Provided records:
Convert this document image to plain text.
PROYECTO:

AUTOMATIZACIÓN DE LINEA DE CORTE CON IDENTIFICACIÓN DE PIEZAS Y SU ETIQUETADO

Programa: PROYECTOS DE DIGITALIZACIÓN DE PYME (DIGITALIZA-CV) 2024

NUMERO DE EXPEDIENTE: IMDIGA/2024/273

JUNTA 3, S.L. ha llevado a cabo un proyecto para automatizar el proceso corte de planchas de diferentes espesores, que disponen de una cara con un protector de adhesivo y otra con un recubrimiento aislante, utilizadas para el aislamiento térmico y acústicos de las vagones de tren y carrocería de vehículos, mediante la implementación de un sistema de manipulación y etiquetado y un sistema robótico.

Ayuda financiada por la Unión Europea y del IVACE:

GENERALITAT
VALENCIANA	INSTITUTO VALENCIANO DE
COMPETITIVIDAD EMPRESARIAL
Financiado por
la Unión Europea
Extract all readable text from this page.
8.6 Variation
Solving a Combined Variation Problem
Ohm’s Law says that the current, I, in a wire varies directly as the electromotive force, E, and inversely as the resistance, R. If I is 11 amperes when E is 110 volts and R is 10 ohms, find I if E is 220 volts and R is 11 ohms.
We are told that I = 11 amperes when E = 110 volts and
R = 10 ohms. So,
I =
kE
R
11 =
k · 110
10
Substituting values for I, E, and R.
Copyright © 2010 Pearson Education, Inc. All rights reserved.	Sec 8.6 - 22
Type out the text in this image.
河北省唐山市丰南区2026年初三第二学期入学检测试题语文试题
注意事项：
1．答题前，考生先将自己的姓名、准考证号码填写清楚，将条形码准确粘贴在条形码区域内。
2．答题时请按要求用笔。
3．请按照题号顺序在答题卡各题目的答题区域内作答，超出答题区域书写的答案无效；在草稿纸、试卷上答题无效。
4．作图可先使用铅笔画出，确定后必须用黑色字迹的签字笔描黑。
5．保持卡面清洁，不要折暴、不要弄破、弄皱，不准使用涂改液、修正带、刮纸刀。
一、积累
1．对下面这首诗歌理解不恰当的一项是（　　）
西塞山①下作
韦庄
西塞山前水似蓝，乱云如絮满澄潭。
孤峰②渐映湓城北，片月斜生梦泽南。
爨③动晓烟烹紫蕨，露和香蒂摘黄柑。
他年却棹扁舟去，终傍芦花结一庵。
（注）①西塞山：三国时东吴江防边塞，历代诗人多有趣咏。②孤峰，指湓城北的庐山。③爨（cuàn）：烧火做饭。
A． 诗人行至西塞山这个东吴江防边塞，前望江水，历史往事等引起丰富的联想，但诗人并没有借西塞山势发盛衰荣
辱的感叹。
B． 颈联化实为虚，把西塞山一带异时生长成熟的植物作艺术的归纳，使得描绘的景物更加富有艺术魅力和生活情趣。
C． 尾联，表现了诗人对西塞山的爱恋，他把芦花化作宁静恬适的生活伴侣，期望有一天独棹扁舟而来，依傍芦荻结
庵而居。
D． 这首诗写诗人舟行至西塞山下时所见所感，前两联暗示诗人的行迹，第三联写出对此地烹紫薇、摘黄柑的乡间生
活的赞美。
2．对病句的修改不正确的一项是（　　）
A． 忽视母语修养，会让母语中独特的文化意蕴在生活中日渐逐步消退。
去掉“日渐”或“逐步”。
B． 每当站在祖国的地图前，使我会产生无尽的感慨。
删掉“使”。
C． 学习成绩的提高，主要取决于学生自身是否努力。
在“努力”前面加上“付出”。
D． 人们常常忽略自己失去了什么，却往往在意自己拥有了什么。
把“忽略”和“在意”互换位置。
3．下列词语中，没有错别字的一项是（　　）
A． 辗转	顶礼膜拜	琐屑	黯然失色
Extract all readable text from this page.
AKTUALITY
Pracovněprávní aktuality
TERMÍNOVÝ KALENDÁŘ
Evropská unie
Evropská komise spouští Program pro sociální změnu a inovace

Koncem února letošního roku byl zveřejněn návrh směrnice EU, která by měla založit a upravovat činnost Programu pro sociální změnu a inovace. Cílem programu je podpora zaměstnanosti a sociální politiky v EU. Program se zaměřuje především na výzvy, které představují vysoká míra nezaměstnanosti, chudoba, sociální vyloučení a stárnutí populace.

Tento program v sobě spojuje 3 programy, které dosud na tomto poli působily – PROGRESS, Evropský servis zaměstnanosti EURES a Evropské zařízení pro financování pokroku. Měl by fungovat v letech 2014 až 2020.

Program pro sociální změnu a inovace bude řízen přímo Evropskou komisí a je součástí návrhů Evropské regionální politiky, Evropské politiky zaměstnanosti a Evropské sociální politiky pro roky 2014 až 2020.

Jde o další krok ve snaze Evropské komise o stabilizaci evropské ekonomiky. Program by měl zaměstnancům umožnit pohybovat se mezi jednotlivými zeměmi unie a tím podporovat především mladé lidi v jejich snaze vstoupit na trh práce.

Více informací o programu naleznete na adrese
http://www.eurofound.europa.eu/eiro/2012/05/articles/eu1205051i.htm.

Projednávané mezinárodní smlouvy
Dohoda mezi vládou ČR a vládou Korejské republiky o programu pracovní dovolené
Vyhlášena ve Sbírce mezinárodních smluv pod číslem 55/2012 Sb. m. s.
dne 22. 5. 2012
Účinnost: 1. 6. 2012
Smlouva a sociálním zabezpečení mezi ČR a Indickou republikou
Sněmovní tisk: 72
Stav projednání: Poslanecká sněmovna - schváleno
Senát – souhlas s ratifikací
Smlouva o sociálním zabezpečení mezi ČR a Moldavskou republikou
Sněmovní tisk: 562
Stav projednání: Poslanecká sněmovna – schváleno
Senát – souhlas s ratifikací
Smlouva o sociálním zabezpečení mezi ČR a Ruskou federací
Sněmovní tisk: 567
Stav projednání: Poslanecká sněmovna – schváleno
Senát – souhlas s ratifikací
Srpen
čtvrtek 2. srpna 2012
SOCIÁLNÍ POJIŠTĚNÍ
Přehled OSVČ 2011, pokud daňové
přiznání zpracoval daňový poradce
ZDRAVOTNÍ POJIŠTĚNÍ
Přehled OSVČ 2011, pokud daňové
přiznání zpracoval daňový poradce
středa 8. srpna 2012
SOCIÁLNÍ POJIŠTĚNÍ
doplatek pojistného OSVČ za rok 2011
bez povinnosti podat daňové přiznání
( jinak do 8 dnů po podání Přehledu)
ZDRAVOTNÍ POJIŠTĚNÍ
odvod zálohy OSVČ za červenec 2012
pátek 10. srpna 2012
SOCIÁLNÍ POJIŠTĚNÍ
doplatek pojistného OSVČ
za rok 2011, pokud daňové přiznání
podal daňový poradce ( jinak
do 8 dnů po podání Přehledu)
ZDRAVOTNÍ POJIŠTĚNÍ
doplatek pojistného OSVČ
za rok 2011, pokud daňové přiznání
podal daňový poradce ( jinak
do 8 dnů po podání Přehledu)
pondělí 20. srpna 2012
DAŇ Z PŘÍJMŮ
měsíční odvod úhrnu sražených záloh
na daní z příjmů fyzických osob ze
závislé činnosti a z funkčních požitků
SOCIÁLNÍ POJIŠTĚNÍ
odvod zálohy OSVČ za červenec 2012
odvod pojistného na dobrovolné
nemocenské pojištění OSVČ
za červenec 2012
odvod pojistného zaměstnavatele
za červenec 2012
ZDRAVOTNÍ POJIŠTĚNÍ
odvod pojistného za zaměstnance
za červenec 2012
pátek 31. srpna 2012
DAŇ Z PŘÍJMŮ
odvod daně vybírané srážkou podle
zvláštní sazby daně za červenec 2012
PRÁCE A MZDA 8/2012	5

What you are asked to do: Leave out every line without the string "komise" and copy the rest.

Right answer:
Evropská komise spouští Program pro sociální změnu a inovace
Jde o další krok ve snaze Evropské komise o stabilizaci evropské ekonomiky. Program by měl zaměstnancům umožnit pohybovat se mezi jednotlivými zeměmi unie a tím podporovat především mladé lidi v jejich snaze vstoupit na trh práce.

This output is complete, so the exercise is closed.